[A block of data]

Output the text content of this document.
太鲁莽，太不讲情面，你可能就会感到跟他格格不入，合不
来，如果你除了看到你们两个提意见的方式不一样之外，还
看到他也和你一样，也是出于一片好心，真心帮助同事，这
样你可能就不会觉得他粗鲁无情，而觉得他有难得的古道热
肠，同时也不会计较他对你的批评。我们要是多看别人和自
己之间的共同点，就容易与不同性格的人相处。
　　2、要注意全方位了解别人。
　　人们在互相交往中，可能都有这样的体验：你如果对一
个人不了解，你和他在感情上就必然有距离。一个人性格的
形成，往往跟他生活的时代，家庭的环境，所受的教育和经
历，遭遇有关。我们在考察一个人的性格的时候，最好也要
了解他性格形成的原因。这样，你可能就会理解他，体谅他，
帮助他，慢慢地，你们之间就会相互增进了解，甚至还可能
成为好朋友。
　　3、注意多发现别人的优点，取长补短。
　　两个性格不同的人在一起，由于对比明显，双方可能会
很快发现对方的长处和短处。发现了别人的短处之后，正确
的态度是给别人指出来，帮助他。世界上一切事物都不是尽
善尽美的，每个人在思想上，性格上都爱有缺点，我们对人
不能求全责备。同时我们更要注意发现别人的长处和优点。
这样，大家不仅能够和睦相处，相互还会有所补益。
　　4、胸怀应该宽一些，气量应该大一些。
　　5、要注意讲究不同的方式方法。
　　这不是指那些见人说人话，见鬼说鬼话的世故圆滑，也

#### [Requirement]
Repeat the records above exactly.

#### [Task solution]
Output the text content of this document.
太鲁莽，太不讲情面，你可能就会感到跟他格格不入，合不
来，如果你除了看到你们两个提意见的方式不一样之外，还
看到他也和你一样，也是出于一片好心，真心帮助同事，这
样你可能就不会觉得他粗鲁无情，而觉得他有难得的古道热
肠，同时也不会计较他对你的批评。我们要是多看别人和自
己之间的共同点，就容易与不同性格的人相处。
　　2、要注意全方位了解别人。
　　人们在互相交往中，可能都有这样的体验：你如果对一
个人不了解，你和他在感情上就必然有距离。一个人性格的
形成，往往跟他生活的时代，家庭的环境，所受的教育和经
历，遭遇有关。我们在考察一个人的性格的时候，最好也要
了解他性格形成的原因。这样，你可能就会理解他，体谅他，
帮助他，慢慢地，你们之间就会相互增进了解，甚至还可能
成为好朋友。
　　3、注意多发现别人的优点，取长补短。
　　两个性格不同的人在一起，由于对比明显，双方可能会
很快发现对方的长处和短处。发现了别人的短处之后，正确
的态度是给别人指出来，帮助他。世界上一切事物都不是尽
善尽美的，每个人在思想上，性格上都爱有缺点，我们对人
不能求全责备。同时我们更要注意发现别人的长处和优点。
这样，大家不仅能够和睦相处，相互还会有所补益。
　　4、胸怀应该宽一些，气量应该大一些。
　　5、要注意讲究不同的方式方法。
　　这不是指那些见人说人话，见鬼说鬼话的世故圆滑，也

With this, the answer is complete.